● **TASK DATA**:

++++++

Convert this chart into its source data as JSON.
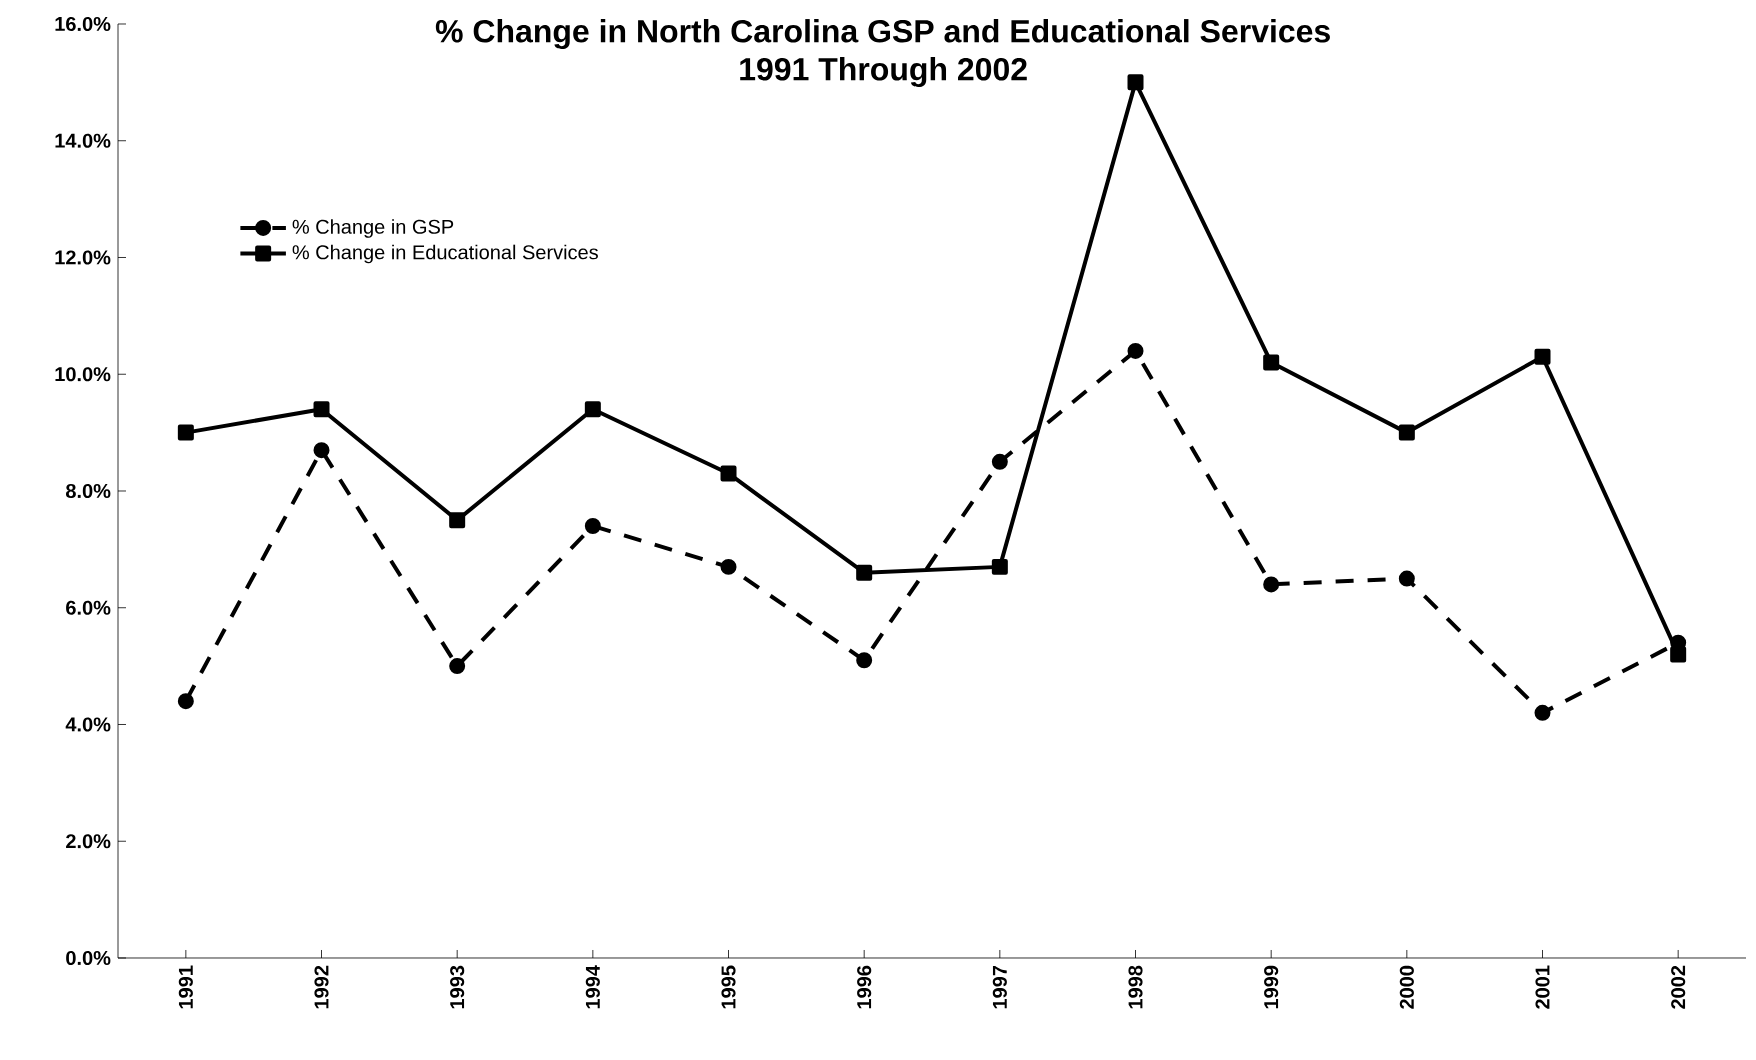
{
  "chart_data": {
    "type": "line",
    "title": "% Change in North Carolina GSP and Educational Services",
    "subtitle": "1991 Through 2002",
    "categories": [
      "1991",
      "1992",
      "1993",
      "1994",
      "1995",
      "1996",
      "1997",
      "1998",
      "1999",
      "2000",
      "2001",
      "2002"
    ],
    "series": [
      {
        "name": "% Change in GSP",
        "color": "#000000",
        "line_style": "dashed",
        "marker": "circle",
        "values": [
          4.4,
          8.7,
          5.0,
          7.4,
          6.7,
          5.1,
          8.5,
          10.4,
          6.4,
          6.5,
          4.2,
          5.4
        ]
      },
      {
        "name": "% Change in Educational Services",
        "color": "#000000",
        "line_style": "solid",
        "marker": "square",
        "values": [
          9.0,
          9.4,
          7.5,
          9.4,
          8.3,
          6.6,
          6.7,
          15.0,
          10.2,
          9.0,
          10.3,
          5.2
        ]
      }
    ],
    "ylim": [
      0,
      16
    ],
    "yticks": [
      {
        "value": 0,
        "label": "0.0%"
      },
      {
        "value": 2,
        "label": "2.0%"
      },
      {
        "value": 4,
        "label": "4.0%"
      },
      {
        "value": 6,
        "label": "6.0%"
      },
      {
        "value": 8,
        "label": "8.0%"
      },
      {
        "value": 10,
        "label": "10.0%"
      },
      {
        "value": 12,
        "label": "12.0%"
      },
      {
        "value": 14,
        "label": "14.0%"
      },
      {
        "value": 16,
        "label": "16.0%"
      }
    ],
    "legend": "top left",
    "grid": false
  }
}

++++++

● **TASK**: Give only the count of lines in which the string "Services" appears.

● **TASK OUTPUT**: 2